TEXT PASSAGE:
◇ ◇ ◇ ◇
Between 1937 and 1945 the Peenemünders developed many of the basics of rocket technology and two weapons, the V-1 and the V-2. Test-firing of the first V-1 occurred in early 1942 and the first V-2 (then called the A-4) first flew on October 3, 1942, from Prüfstand VII. The German Luftwaffe ran the V-1 cruise missile experiments in Peenemünde west, whereas the Heer (army) ran the ballistic missile development (V-2) project. Peenemunde also served as the development site for many cutting-edge night-navigation and radar systems, under the direction of Dr. Hans Plendl.
The Peenemünde establishment also developed other techniques, such as the first closed-circuit television system in the world, installed at Test Stand VII to track the launching rockets.
In the course of World War II some heavy air-raids targeted the site, including an attack by almost 500 RAF heavy bombers on the night of 16 - 17 August, 1943 ("Operation Hydra"). According to an official German report, this raid killed 815 workers (most of them foreign prisoners of war), and Walter Thiel, the head of engine development. This raid prompted the moving of the production of the V rockets underground.
In spite of the raids, many technical installations in Peenemünde remained intact at the end of World War II, because most of the bombs landed on the surrounding woodlands, the housing areas and on the concentration camps for Foreign POWs.
◇ ◇ ◇ ◇
DATA PROVIDED:
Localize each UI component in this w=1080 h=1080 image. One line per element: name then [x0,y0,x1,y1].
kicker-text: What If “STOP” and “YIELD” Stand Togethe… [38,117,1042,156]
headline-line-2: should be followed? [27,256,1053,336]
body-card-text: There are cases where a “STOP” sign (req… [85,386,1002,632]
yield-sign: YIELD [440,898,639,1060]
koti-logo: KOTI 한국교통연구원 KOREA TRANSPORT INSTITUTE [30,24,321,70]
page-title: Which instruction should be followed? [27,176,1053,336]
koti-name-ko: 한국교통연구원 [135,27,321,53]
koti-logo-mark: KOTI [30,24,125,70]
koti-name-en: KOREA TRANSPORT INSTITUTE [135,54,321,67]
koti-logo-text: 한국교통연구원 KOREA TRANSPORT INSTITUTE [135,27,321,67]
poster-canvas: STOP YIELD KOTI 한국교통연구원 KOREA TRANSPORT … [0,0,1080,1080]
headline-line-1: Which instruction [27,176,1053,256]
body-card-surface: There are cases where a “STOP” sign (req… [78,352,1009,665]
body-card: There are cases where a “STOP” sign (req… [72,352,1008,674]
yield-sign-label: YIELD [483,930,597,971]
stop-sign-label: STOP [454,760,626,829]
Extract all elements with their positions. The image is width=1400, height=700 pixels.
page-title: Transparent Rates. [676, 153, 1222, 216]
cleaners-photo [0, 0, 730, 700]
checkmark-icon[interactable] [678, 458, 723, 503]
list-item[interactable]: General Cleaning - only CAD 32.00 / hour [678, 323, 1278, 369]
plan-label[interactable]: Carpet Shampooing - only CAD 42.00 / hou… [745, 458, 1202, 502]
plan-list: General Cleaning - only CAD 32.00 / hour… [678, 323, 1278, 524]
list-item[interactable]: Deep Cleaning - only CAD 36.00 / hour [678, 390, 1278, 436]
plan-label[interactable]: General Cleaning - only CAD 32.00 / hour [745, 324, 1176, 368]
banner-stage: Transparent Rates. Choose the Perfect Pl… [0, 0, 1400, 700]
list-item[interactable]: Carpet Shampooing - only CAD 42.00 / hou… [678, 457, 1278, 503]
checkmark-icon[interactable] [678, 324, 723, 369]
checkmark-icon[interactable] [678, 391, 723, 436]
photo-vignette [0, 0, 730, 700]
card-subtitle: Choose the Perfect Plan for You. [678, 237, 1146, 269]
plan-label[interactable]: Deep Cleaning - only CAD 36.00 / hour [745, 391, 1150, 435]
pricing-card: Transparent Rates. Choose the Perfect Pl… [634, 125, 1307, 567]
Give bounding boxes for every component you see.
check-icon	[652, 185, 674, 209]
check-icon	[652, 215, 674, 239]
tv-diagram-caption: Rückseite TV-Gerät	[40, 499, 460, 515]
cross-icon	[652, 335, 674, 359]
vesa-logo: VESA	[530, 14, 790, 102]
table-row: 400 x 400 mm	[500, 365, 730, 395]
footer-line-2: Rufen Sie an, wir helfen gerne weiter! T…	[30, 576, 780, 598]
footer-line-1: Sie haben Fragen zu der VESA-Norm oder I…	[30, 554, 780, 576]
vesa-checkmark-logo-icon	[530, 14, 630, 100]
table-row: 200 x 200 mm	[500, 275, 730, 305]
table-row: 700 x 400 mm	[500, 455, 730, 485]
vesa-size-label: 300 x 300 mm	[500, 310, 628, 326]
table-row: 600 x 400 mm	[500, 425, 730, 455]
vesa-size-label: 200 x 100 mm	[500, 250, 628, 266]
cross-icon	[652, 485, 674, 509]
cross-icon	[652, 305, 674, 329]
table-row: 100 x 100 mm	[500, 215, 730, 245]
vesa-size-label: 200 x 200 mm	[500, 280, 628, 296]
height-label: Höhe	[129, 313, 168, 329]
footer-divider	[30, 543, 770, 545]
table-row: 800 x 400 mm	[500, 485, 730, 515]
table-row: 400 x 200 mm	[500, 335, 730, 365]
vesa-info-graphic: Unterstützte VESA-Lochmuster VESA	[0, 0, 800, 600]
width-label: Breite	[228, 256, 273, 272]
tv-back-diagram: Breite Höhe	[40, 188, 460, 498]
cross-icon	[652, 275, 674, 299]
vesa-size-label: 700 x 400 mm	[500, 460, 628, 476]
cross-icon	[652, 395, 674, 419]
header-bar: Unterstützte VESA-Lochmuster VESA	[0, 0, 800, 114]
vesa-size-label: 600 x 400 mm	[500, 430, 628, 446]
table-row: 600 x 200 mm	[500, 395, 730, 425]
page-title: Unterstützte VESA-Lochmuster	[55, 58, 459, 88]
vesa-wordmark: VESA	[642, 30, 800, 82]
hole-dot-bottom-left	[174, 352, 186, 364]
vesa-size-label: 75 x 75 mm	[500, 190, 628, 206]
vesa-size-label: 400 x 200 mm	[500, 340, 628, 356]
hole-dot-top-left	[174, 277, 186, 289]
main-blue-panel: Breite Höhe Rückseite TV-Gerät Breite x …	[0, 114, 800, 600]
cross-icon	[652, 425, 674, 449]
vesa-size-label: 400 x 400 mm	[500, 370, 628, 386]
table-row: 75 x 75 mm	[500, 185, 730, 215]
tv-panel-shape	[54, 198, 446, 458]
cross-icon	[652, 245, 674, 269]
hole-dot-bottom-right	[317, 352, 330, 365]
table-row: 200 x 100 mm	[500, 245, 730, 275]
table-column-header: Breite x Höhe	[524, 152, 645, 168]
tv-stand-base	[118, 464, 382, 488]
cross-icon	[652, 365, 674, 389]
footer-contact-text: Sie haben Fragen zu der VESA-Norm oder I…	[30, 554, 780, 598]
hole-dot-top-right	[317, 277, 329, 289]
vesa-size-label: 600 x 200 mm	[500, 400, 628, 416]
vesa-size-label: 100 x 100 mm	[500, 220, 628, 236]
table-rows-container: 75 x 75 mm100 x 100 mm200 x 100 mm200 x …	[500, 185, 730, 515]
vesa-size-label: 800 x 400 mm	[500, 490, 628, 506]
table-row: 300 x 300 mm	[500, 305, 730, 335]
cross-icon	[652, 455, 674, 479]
◇ ◇ ◇ ◇
STATED PROBLEM 1: Please set down the Peenemünde passage word for word, everything from "In the course" down to "for Foreign POWs.".
STATED PROBLEM 2:
Answer these questions on the Peenemünde passage:
(a) Who directed the night-navigation and radar systems developed at Peenemünde?
(b) About how many RAF heavy bombers took part in the raid of 16 - 17 August, 1943?
(c) Where did most of the bombs land?
STATED PROBLEM 3: Write what comes next in the Peenemünde passage, picking up after its final sentence.

EXERCISE ANSWER 1:
In the course of World War II some heavy air-raids targeted the site, including an attack by almost 500 RAF heavy bombers on the night of 16 - 17 August, 1943 ("Operation Hydra"). According to an official German report, this raid killed 815 workers (most of them foreign prisoners of war), and Walter Thiel, the head of engine development. This raid prompted the moving of the production of the V rockets underground.
In spite of the raids, many technical installations in Peenemünde remained intact at the end of World War II, because most of the bombs landed on the surrounding woodlands, the housing areas and on the concentration camps for Foreign POWs.

EXERCISE ANSWER 2:
(a) Dr. Hans Plendl.
(b) Almost 500.
(c) On the surrounding woodlands, the housing areas and the concentration camps for foreign POWs.

EXERCISE ANSWER 3:
Much controversy exists over how the Allies found out about Peenemünde. The official British version states that air reconnaissance collected all the information. However, witnesses (e.g. Danuta Stepniewska and Hanna Szczepkowska-Mickiewicz from Polish intelligence) and documents (e.g. the monthly reports of courier service from 1943) state it was Polish underground army (Armia Krajowa or AK) intelligence (who gave the British complete plans of the facility) unmasked Peenemünde. British intelligence for years denied that it received any information about Peenemünde from Poland, instead underlining the importance of other sources, such as a Danish pilot who photographed something looking like a V rocket nearby. However, copies of reports emerged after the war in Poland.
One of the British intelligence workers who was receiving the information, R. V. Jones contradicted himself: first he denied that fact, and later in his book Most Secret War (ISBN 0-340-24169-1) he wrote that many bombs fell on camps for foreign POWs who gave the Allies information; he failed to point out that these Polish workers were AK intelligence agents. Within the last few years, Polish politicians and historians have demanded access to the British archives where most AK reports were deposited. So far, the British authorities have answered that all AK reports were destroyed.
Apart from Peenemünde, other sites in Germany saw noteworthy rocket launches. Some took place between 1957 and 1964 at Cuxhaven and between 1988 and 1992 at Zingst.
[edit] Peenemünde after World War II
At the end of World War II von Braun and most of the scientists fled westwards to ensure their capture by the Americans. The Soviets and British captured the site and most of the technicians, who feared trial for war crimes for the V-2 attacks on London.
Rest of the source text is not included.